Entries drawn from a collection
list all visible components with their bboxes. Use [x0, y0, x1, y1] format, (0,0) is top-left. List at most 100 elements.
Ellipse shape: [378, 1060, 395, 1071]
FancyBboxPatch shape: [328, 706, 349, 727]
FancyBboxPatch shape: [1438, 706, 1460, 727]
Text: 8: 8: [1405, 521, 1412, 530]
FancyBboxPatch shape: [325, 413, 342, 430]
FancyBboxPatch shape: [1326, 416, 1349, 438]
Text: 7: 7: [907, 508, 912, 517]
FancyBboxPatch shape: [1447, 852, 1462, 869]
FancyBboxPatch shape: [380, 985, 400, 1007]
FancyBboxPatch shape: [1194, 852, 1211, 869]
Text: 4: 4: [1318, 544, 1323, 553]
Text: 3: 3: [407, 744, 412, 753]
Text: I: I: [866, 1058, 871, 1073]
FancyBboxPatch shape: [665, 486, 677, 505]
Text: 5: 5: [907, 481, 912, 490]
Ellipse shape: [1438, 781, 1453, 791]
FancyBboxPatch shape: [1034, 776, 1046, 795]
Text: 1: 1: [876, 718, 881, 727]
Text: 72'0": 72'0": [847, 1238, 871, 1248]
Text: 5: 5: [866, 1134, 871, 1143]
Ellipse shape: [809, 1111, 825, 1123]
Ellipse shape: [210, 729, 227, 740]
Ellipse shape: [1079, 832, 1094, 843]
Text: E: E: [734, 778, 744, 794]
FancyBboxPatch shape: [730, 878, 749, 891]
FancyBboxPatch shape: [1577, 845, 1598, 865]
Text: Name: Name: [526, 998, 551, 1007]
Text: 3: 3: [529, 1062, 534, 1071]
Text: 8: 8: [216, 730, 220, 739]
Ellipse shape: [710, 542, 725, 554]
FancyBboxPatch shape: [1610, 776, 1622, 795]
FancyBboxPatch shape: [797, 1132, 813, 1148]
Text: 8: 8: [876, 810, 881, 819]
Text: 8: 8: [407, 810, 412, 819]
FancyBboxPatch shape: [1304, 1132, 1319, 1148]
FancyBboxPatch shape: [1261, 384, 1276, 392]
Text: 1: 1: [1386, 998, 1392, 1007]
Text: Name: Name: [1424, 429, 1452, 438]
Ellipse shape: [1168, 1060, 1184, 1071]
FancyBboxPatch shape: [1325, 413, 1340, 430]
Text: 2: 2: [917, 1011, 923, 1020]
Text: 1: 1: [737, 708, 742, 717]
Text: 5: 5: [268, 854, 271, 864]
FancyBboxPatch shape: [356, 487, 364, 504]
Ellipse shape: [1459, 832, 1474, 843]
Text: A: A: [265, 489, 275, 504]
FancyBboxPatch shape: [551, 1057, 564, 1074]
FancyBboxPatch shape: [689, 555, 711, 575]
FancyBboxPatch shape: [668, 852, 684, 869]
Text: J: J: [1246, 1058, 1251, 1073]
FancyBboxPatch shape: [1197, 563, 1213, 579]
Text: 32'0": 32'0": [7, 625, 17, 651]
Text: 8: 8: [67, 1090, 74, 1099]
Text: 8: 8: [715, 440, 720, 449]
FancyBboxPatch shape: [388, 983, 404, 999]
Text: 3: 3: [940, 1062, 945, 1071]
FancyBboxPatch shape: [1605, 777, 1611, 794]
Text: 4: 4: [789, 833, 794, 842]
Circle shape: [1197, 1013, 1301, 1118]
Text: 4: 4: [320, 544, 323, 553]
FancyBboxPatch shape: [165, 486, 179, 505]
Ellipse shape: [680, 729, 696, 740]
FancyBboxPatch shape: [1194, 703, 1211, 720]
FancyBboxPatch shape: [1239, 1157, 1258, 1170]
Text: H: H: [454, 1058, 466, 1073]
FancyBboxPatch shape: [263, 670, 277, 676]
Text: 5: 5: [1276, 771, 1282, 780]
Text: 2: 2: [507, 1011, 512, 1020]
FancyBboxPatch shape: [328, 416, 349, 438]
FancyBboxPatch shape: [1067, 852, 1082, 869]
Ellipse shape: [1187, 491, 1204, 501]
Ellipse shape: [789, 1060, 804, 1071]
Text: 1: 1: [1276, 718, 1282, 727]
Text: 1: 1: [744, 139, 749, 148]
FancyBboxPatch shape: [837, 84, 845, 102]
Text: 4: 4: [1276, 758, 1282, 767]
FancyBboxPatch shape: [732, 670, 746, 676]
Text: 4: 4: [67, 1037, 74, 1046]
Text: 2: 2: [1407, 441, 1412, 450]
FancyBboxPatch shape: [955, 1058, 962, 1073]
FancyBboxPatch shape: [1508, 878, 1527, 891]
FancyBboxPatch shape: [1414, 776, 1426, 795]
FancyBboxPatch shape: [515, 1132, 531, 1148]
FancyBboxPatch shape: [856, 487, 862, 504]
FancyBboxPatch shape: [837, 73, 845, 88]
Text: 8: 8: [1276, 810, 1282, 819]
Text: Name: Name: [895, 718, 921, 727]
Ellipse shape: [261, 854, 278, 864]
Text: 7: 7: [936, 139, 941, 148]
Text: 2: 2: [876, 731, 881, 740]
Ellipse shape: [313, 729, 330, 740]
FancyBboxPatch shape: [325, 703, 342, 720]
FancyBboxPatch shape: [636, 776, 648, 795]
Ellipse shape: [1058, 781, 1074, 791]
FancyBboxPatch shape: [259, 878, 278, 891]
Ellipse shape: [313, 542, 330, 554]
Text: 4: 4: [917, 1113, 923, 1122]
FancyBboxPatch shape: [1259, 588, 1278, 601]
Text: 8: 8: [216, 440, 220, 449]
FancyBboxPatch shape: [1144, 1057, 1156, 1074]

■ TASK INSTRUCTIONS:
Convert the lines of the material above into a numbered list, skipping any blank lines.

■ RESPONSE TO THIS TASK:
1. list all visible components with their bboxes. Use [x0, y0, x1, y1] format, (0,0) is top-left. List at most 100 elements.
2. Ellipse shape: [378, 1060, 395, 1071]
3. FancyBboxPatch shape: [328, 706, 349, 727]
4. FancyBboxPatch shape: [1438, 706, 1460, 727]
5. Text: 8: 8: [1405, 521, 1412, 530]
6. FancyBboxPatch shape: [325, 413, 342, 430]
7. FancyBboxPatch shape: [1326, 416, 1349, 438]
8. Text: 7: 7: [907, 508, 912, 517]
9. FancyBboxPatch shape: [1447, 852, 1462, 869]
10. FancyBboxPatch shape: [380, 985, 400, 1007]
11. FancyBboxPatch shape: [1194, 852, 1211, 869]
12. Text: 4: 4: [1318, 544, 1323, 553]
13. Text: 3: 3: [407, 744, 412, 753]
14. Text: I: I: [866, 1058, 871, 1073]
15. FancyBboxPatch shape: [665, 486, 677, 505]
16. Text: 5: 5: [907, 481, 912, 490]
17. Ellipse shape: [1438, 781, 1453, 791]
18. FancyBboxPatch shape: [1034, 776, 1046, 795]
19. Text: 1: 1: [876, 718, 881, 727]
20. Text: 72'0": 72'0": [847, 1238, 871, 1248]
21. Text: 5: 5: [866, 1134, 871, 1143]
22. Ellipse shape: [809, 1111, 825, 1123]
23. Ellipse shape: [210, 729, 227, 740]
24. Ellipse shape: [1079, 832, 1094, 843]
25. Text: E: E: [734, 778, 744, 794]
26. FancyBboxPatch shape: [730, 878, 749, 891]
27. FancyBboxPatch shape: [1577, 845, 1598, 865]
28. Text: Name: Name: [526, 998, 551, 1007]
29. Text: 3: 3: [529, 1062, 534, 1071]
30. Text: 8: 8: [216, 730, 220, 739]
31. Ellipse shape: [710, 542, 725, 554]
32. FancyBboxPatch shape: [1610, 776, 1622, 795]
33. FancyBboxPatch shape: [797, 1132, 813, 1148]
34. Text: 8: 8: [876, 810, 881, 819]
35. Text: 8: 8: [407, 810, 412, 819]
36. FancyBboxPatch shape: [1304, 1132, 1319, 1148]
37. FancyBboxPatch shape: [1261, 384, 1276, 392]
38. Text: 1: 1: [1386, 998, 1392, 1007]
39. Text: Name: Name: [1424, 429, 1452, 438]
40. Ellipse shape: [1168, 1060, 1184, 1071]
41. FancyBboxPatch shape: [1325, 413, 1340, 430]
42. Text: 2: 2: [917, 1011, 923, 1020]
43. Text: 1: 1: [737, 708, 742, 717]
44. Text: 5: 5: [268, 854, 271, 864]
45. FancyBboxPatch shape: [356, 487, 364, 504]
46. Ellipse shape: [1459, 832, 1474, 843]
47. Text: A: A: [265, 489, 275, 504]
48. FancyBboxPatch shape: [551, 1057, 564, 1074]
49. FancyBboxPatch shape: [689, 555, 711, 575]
50. FancyBboxPatch shape: [668, 852, 684, 869]
51. Text: J: J: [1246, 1058, 1251, 1073]
52. FancyBboxPatch shape: [1197, 563, 1213, 579]
53. Text: 32'0": 32'0": [7, 625, 17, 651]
54. Text: 8: 8: [67, 1090, 74, 1099]
55. Text: 8: 8: [715, 440, 720, 449]
56. FancyBboxPatch shape: [388, 983, 404, 999]
57. Text: 3: 3: [940, 1062, 945, 1071]
58. FancyBboxPatch shape: [1605, 777, 1611, 794]
59. Text: 4: 4: [789, 833, 794, 842]
60. Circle shape: [1197, 1013, 1301, 1118]
61. Text: 4: 4: [320, 544, 323, 553]
62. FancyBboxPatch shape: [165, 486, 179, 505]
63. Ellipse shape: [680, 729, 696, 740]
64. FancyBboxPatch shape: [1194, 703, 1211, 720]
65. FancyBboxPatch shape: [1239, 1157, 1258, 1170]
66. Text: H: H: [454, 1058, 466, 1073]
67. FancyBboxPatch shape: [263, 670, 277, 676]
68. Text: 5: 5: [1276, 771, 1282, 780]
69. Text: 2: 2: [507, 1011, 512, 1020]
70. FancyBboxPatch shape: [328, 416, 349, 438]
71. FancyBboxPatch shape: [1067, 852, 1082, 869]
72. Ellipse shape: [1187, 491, 1204, 501]
73. Ellipse shape: [789, 1060, 804, 1071]
74. Text: 1: 1: [1276, 718, 1282, 727]
75. Text: 1: 1: [744, 139, 749, 148]
76. FancyBboxPatch shape: [837, 84, 845, 102]
77. Text: 4: 4: [1276, 758, 1282, 767]
78. FancyBboxPatch shape: [732, 670, 746, 676]
79. Text: 4: 4: [67, 1037, 74, 1046]
80. Text: 2: 2: [1407, 441, 1412, 450]
81. FancyBboxPatch shape: [955, 1058, 962, 1073]
82. FancyBboxPatch shape: [1508, 878, 1527, 891]
83. FancyBboxPatch shape: [1414, 776, 1426, 795]
84. FancyBboxPatch shape: [515, 1132, 531, 1148]
85. FancyBboxPatch shape: [856, 487, 862, 504]
86. FancyBboxPatch shape: [837, 73, 845, 88]
87. Text: 8: 8: [1276, 810, 1282, 819]
88. Text: Name: Name: [895, 718, 921, 727]
89. Ellipse shape: [261, 854, 278, 864]
90. Text: 7: 7: [936, 139, 941, 148]
91. Text: 2: 2: [876, 731, 881, 740]
92. Ellipse shape: [313, 729, 330, 740]
93. FancyBboxPatch shape: [325, 703, 342, 720]
94. FancyBboxPatch shape: [636, 776, 648, 795]
95. Ellipse shape: [1058, 781, 1074, 791]
96. FancyBboxPatch shape: [259, 878, 278, 891]
97. Ellipse shape: [313, 542, 330, 554]
98. Text: 4: 4: [917, 1113, 923, 1122]
99. FancyBboxPatch shape: [1259, 588, 1278, 601]
100. Text: 8: 8: [216, 440, 220, 449]
101. FancyBboxPatch shape: [1144, 1057, 1156, 1074]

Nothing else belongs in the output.